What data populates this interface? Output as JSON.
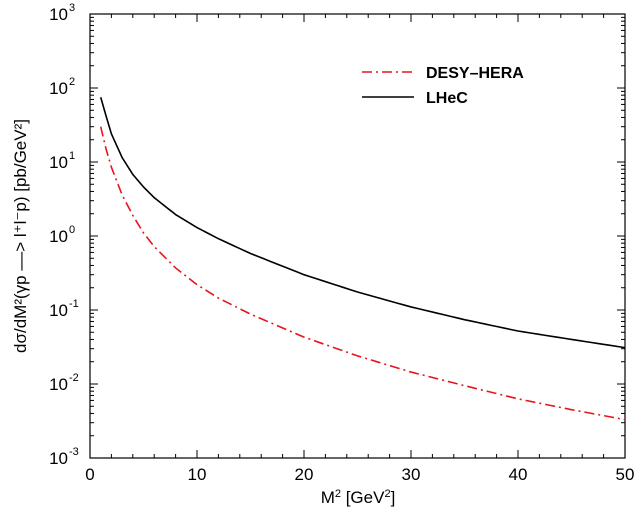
{
  "chart_data": {
    "type": "line",
    "title": "",
    "xlabel": {
      "base": "M",
      "sup": "2",
      "rest": " [GeV",
      "sup2": "2",
      "end": "]"
    },
    "ylabel_text": "dσ/dM²(γp ––> l⁺l⁻p) [pb/GeV²]",
    "x_ticks": [
      "0",
      "10",
      "20",
      "30",
      "40",
      "50"
    ],
    "y_ticks": [
      {
        "base": "10",
        "exp": "-3"
      },
      {
        "base": "10",
        "exp": "-2"
      },
      {
        "base": "10",
        "exp": "-1"
      },
      {
        "base": "10",
        "exp": "0"
      },
      {
        "base": "10",
        "exp": "1"
      },
      {
        "base": "10",
        "exp": "2"
      },
      {
        "base": "10",
        "exp": "3"
      }
    ],
    "xlim": [
      0,
      50
    ],
    "ylim": [
      0.001,
      1000
    ],
    "yscale": "log",
    "grid": false,
    "legend_position": "top-right",
    "series": [
      {
        "name": "DESY–HERA",
        "color": "#e8141c",
        "style": "dash-dot",
        "x": [
          1,
          1.5,
          2,
          3,
          4,
          5,
          6,
          8,
          10,
          12,
          15,
          20,
          25,
          30,
          35,
          40,
          45,
          50
        ],
        "y": [
          30,
          15,
          8.5,
          3.6,
          1.9,
          1.1,
          0.72,
          0.37,
          0.22,
          0.145,
          0.088,
          0.043,
          0.024,
          0.0145,
          0.0095,
          0.0063,
          0.0045,
          0.0033
        ]
      },
      {
        "name": "LHeC",
        "color": "#000000",
        "style": "solid",
        "x": [
          1,
          1.5,
          2,
          3,
          4,
          5,
          6,
          8,
          10,
          12,
          15,
          20,
          25,
          30,
          35,
          40,
          45,
          50
        ],
        "y": [
          75,
          42,
          24,
          11.5,
          6.8,
          4.6,
          3.3,
          1.95,
          1.3,
          0.92,
          0.58,
          0.3,
          0.175,
          0.11,
          0.074,
          0.052,
          0.04,
          0.031
        ]
      }
    ]
  }
}
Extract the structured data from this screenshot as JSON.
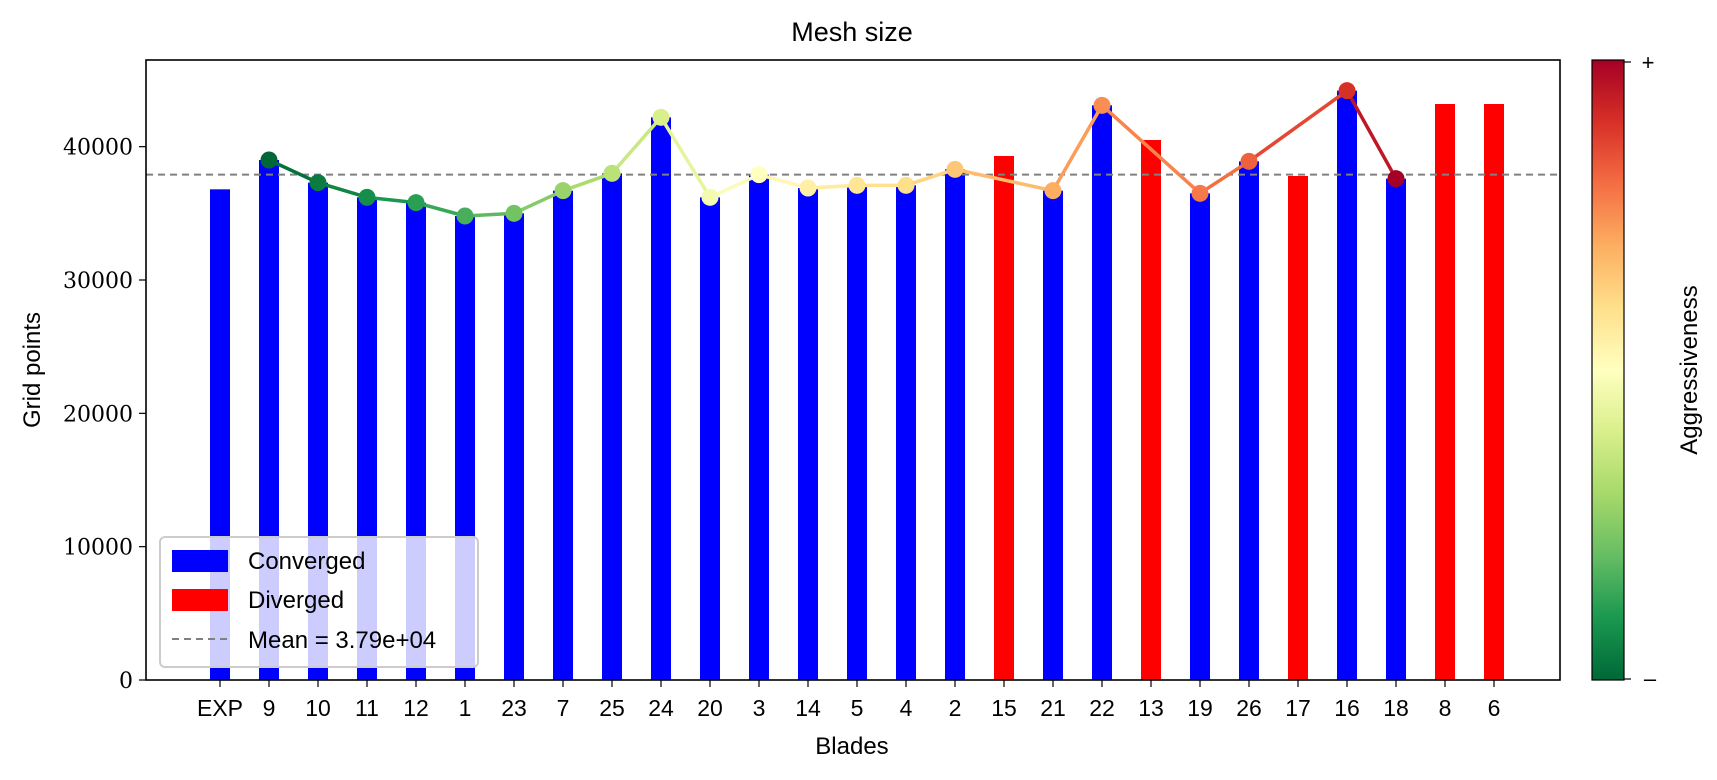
{
  "chart_data": {
    "type": "bar",
    "title": "Mesh size",
    "xlabel": "Blades",
    "ylabel": "Grid points",
    "ylim": [
      0,
      46500
    ],
    "yticks": [
      0,
      10000,
      20000,
      30000,
      40000
    ],
    "grid": false,
    "categories": [
      "EXP",
      "9",
      "10",
      "11",
      "12",
      "1",
      "23",
      "7",
      "25",
      "24",
      "20",
      "3",
      "14",
      "5",
      "4",
      "2",
      "15",
      "21",
      "22",
      "13",
      "19",
      "26",
      "17",
      "16",
      "18",
      "8",
      "6"
    ],
    "values": [
      36800,
      39000,
      37300,
      36200,
      35800,
      34800,
      35000,
      36700,
      38000,
      42200,
      36200,
      37900,
      36900,
      37100,
      37100,
      38300,
      39300,
      36700,
      43100,
      40500,
      36500,
      38900,
      37800,
      44200,
      37600,
      43200,
      43200
    ],
    "status": [
      "Converged",
      "Converged",
      "Converged",
      "Converged",
      "Converged",
      "Converged",
      "Converged",
      "Converged",
      "Converged",
      "Converged",
      "Converged",
      "Converged",
      "Converged",
      "Converged",
      "Converged",
      "Converged",
      "Diverged",
      "Converged",
      "Converged",
      "Diverged",
      "Converged",
      "Converged",
      "Diverged",
      "Converged",
      "Converged",
      "Diverged",
      "Diverged"
    ],
    "bar_colors": {
      "Converged": "#0000ff",
      "Diverged": "#ff0000"
    },
    "mean": 37900,
    "aggressiveness_line": {
      "categories": [
        "9",
        "10",
        "11",
        "12",
        "1",
        "23",
        "7",
        "25",
        "24",
        "20",
        "3",
        "14",
        "5",
        "4",
        "2",
        "21",
        "22",
        "19",
        "26",
        "16",
        "18"
      ],
      "values": [
        39000,
        37300,
        36200,
        35800,
        34800,
        35000,
        36700,
        38000,
        42200,
        36200,
        37900,
        36900,
        37100,
        37100,
        38300,
        36700,
        43100,
        36500,
        38900,
        44200,
        37600
      ],
      "aggressiveness": [
        0.0,
        0.04,
        0.08,
        0.12,
        0.16,
        0.22,
        0.28,
        0.34,
        0.4,
        0.47,
        0.5,
        0.55,
        0.58,
        0.6,
        0.65,
        0.7,
        0.75,
        0.78,
        0.82,
        0.9,
        1.0
      ]
    },
    "legend": {
      "placement": "lower-left",
      "entries": [
        "Converged",
        "Diverged",
        "Mean = 3.79e+04"
      ]
    },
    "colorbar": {
      "label": "Aggressiveness",
      "top_label": "+",
      "bottom_label": "–",
      "colormap": [
        "#006837",
        "#1a9850",
        "#66bd63",
        "#a6d96a",
        "#d9ef8b",
        "#ffffbf",
        "#fee08b",
        "#fdae61",
        "#f46d43",
        "#d73027",
        "#a50026"
      ]
    }
  }
}
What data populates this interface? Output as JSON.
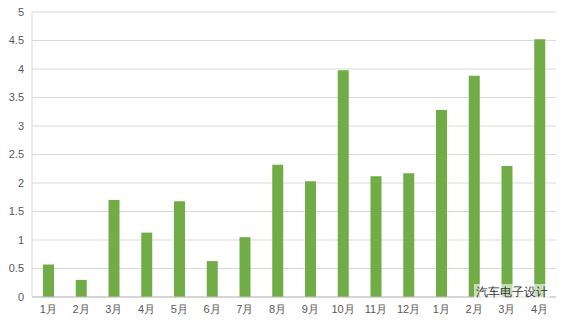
{
  "chart_data": {
    "type": "bar",
    "categories": [
      "1月",
      "2月",
      "3月",
      "4月",
      "5月",
      "6月",
      "7月",
      "8月",
      "9月",
      "10月",
      "11月",
      "12月",
      "1月",
      "2月",
      "3月",
      "4月"
    ],
    "values": [
      0.57,
      0.3,
      1.7,
      1.13,
      1.68,
      0.63,
      1.05,
      2.32,
      2.03,
      3.98,
      2.12,
      2.17,
      3.28,
      3.88,
      2.3,
      4.52
    ],
    "color": "#70ad47",
    "ylim": [
      0,
      5
    ],
    "yticks": [
      0,
      0.5,
      1,
      1.5,
      2,
      2.5,
      3,
      3.5,
      4,
      4.5,
      5
    ],
    "grid": true,
    "annotation": "汽车电子设计"
  }
}
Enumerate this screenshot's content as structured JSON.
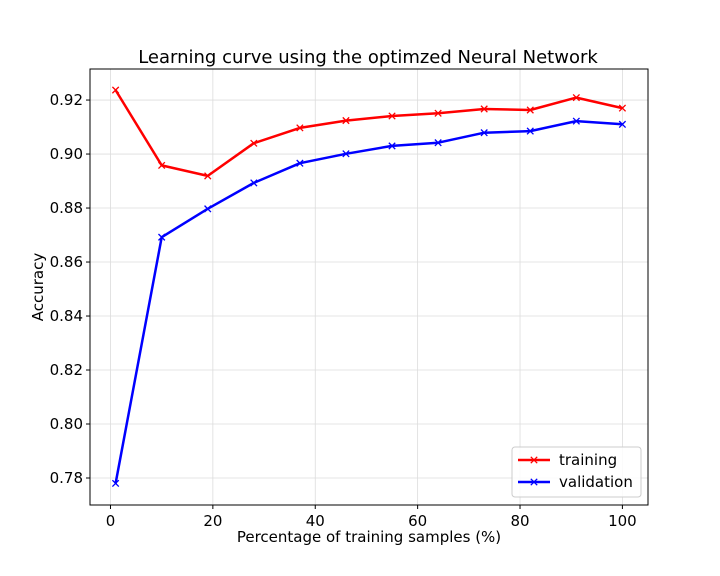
{
  "chart_data": {
    "type": "line",
    "title": "Learning curve using the optimzed Neural Network",
    "xlabel": "Percentage of training samples (%)",
    "ylabel": "Accuracy",
    "xlim": [
      -4,
      105
    ],
    "ylim": [
      0.77,
      0.9315
    ],
    "xticks": [
      0,
      20,
      40,
      60,
      80,
      100
    ],
    "yticks": [
      0.78,
      0.8,
      0.82,
      0.84,
      0.86,
      0.88,
      0.9,
      0.92
    ],
    "xtick_labels": [
      "0",
      "20",
      "40",
      "60",
      "80",
      "100"
    ],
    "ytick_labels": [
      "0.78",
      "0.80",
      "0.82",
      "0.84",
      "0.86",
      "0.88",
      "0.90",
      "0.92"
    ],
    "grid": true,
    "legend_position": "bottom-right",
    "x": [
      1,
      10,
      19,
      28,
      37,
      46,
      55,
      64,
      73,
      82,
      91,
      100
    ],
    "series": [
      {
        "name": "training",
        "color": "#ff0000",
        "marker": "x",
        "values": [
          0.9237,
          0.8958,
          0.8919,
          0.904,
          0.9097,
          0.9124,
          0.9141,
          0.9151,
          0.9167,
          0.9163,
          0.9209,
          0.917
        ]
      },
      {
        "name": "validation",
        "color": "#0000ff",
        "marker": "x",
        "values": [
          0.778,
          0.8692,
          0.8797,
          0.8893,
          0.8966,
          0.9001,
          0.903,
          0.9042,
          0.9079,
          0.9085,
          0.9122,
          0.911
        ]
      }
    ]
  }
}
=-=-=-=-=
* [Aim]:
Give back the entries verbatim. Do not include any picture.

* [Output for this exercise]:
What data populates this interface? Output as JSON.
{
  "chart_data": {
    "type": "line",
    "title": "",
    "xlabel": {
      "base": "M",
      "sup": "2",
      "rest": " [GeV",
      "sup2": "2",
      "end": "]"
    },
    "ylabel_text": "dσ/dM²(γp ––> l⁺l⁻p) [pb/GeV²]",
    "x_ticks": [
      "0",
      "10",
      "20",
      "30",
      "40",
      "50"
    ],
    "y_ticks": [
      {
        "base": "10",
        "exp": "-3"
      },
      {
        "base": "10",
        "exp": "-2"
      },
      {
        "base": "10",
        "exp": "-1"
      },
      {
        "base": "10",
        "exp": "0"
      },
      {
        "base": "10",
        "exp": "1"
      },
      {
        "base": "10",
        "exp": "2"
      },
      {
        "base": "10",
        "exp": "3"
      }
    ],
    "xlim": [
      0,
      50
    ],
    "ylim": [
      0.001,
      1000
    ],
    "yscale": "log",
    "grid": false,
    "legend_position": "top-right",
    "series": [
      {
        "name": "DESY–HERA",
        "color": "#e8141c",
        "style": "dash-dot",
        "x": [
          1,
          1.5,
          2,
          3,
          4,
          5,
          6,
          8,
          10,
          12,
          15,
          20,
          25,
          30,
          35,
          40,
          45,
          50
        ],
        "y": [
          30,
          15,
          8.5,
          3.6,
          1.9,
          1.1,
          0.72,
          0.37,
          0.22,
          0.145,
          0.088,
          0.043,
          0.024,
          0.0145,
          0.0095,
          0.0063,
          0.0045,
          0.0033
        ]
      },
      {
        "name": "LHeC",
        "color": "#000000",
        "style": "solid",
        "x": [
          1,
          1.5,
          2,
          3,
          4,
          5,
          6,
          8,
          10,
          12,
          15,
          20,
          25,
          30,
          35,
          40,
          45,
          50
        ],
        "y": [
          75,
          42,
          24,
          11.5,
          6.8,
          4.6,
          3.3,
          1.95,
          1.3,
          0.92,
          0.58,
          0.3,
          0.175,
          0.11,
          0.074,
          0.052,
          0.04,
          0.031
        ]
      }
    ]
  }
}
Extract the structured data from this screenshot as JSON.
{
  "chart_data": {
    "type": "bar",
    "title": "Mesh size",
    "xlabel": "Blades",
    "ylabel": "Grid points",
    "ylim": [
      0,
      46500
    ],
    "yticks": [
      0,
      10000,
      20000,
      30000,
      40000
    ],
    "grid": false,
    "categories": [
      "EXP",
      "9",
      "10",
      "11",
      "12",
      "1",
      "23",
      "7",
      "25",
      "24",
      "20",
      "3",
      "14",
      "5",
      "4",
      "2",
      "15",
      "21",
      "22",
      "13",
      "19",
      "26",
      "17",
      "16",
      "18",
      "8",
      "6"
    ],
    "values": [
      36800,
      39000,
      37300,
      36200,
      35800,
      34800,
      35000,
      36700,
      38000,
      42200,
      36200,
      37900,
      36900,
      37100,
      37100,
      38300,
      39300,
      36700,
      43100,
      40500,
      36500,
      38900,
      37800,
      44200,
      37600,
      43200,
      43200
    ],
    "status": [
      "Converged",
      "Converged",
      "Converged",
      "Converged",
      "Converged",
      "Converged",
      "Converged",
      "Converged",
      "Converged",
      "Converged",
      "Converged",
      "Converged",
      "Converged",
      "Converged",
      "Converged",
      "Converged",
      "Diverged",
      "Converged",
      "Converged",
      "Diverged",
      "Converged",
      "Converged",
      "Diverged",
      "Converged",
      "Converged",
      "Diverged",
      "Diverged"
    ],
    "bar_colors": {
      "Converged": "#0000ff",
      "Diverged": "#ff0000"
    },
    "mean": 37900,
    "aggressiveness_line": {
      "categories": [
        "9",
        "10",
        "11",
        "12",
        "1",
        "23",
        "7",
        "25",
        "24",
        "20",
        "3",
        "14",
        "5",
        "4",
        "2",
        "21",
        "22",
        "19",
        "26",
        "16",
        "18"
      ],
      "values": [
        39000,
        37300,
        36200,
        35800,
        34800,
        35000,
        36700,
        38000,
        42200,
        36200,
        37900,
        36900,
        37100,
        37100,
        38300,
        36700,
        43100,
        36500,
        38900,
        44200,
        37600
      ],
      "aggressiveness": [
        0.0,
        0.04,
        0.08,
        0.12,
        0.16,
        0.22,
        0.28,
        0.34,
        0.4,
        0.47,
        0.5,
        0.55,
        0.58,
        0.6,
        0.65,
        0.7,
        0.75,
        0.78,
        0.82,
        0.9,
        1.0
      ]
    },
    "legend": {
      "placement": "lower-left",
      "entries": [
        "Converged",
        "Diverged",
        "Mean = 3.79e+04"
      ]
    },
    "colorbar": {
      "label": "Aggressiveness",
      "top_label": "+",
      "bottom_label": "–",
      "colormap": [
        "#006837",
        "#1a9850",
        "#66bd63",
        "#a6d96a",
        "#d9ef8b",
        "#ffffbf",
        "#fee08b",
        "#fdae61",
        "#f46d43",
        "#d73027",
        "#a50026"
      ]
    }
  }
}
What data populates this interface? Output as JSON.
{
  "chart_data": {
    "type": "bar",
    "categories": [
      "1月",
      "2月",
      "3月",
      "4月",
      "5月",
      "6月",
      "7月",
      "8月",
      "9月",
      "10月",
      "11月",
      "12月",
      "1月",
      "2月",
      "3月",
      "4月"
    ],
    "values": [
      0.57,
      0.3,
      1.7,
      1.13,
      1.68,
      0.63,
      1.05,
      2.32,
      2.03,
      3.98,
      2.12,
      2.17,
      3.28,
      3.88,
      2.3,
      4.52
    ],
    "color": "#70ad47",
    "ylim": [
      0,
      5
    ],
    "yticks": [
      0,
      0.5,
      1,
      1.5,
      2,
      2.5,
      3,
      3.5,
      4,
      4.5,
      5
    ],
    "grid": true,
    "annotation": "汽车电子设计"
  }
}
Enumerate this screenshot's content as structured JSON.
{
  "chart_data": {
    "type": "line",
    "title": "Learning curve using the optimzed Neural Network",
    "xlabel": "Percentage of training samples (%)",
    "ylabel": "Accuracy",
    "xlim": [
      -4,
      105
    ],
    "ylim": [
      0.77,
      0.9315
    ],
    "xticks": [
      0,
      20,
      40,
      60,
      80,
      100
    ],
    "yticks": [
      0.78,
      0.8,
      0.82,
      0.84,
      0.86,
      0.88,
      0.9,
      0.92
    ],
    "xtick_labels": [
      "0",
      "20",
      "40",
      "60",
      "80",
      "100"
    ],
    "ytick_labels": [
      "0.78",
      "0.80",
      "0.82",
      "0.84",
      "0.86",
      "0.88",
      "0.90",
      "0.92"
    ],
    "grid": true,
    "legend_position": "bottom-right",
    "x": [
      1,
      10,
      19,
      28,
      37,
      46,
      55,
      64,
      73,
      82,
      91,
      100
    ],
    "series": [
      {
        "name": "training",
        "color": "#ff0000",
        "marker": "x",
        "values": [
          0.9237,
          0.8958,
          0.8919,
          0.904,
          0.9097,
          0.9124,
          0.9141,
          0.9151,
          0.9167,
          0.9163,
          0.9209,
          0.917
        ]
      },
      {
        "name": "validation",
        "color": "#0000ff",
        "marker": "x",
        "values": [
          0.778,
          0.8692,
          0.8797,
          0.8893,
          0.8966,
          0.9001,
          0.903,
          0.9042,
          0.9079,
          0.9085,
          0.9122,
          0.911
        ]
      }
    ]
  }
}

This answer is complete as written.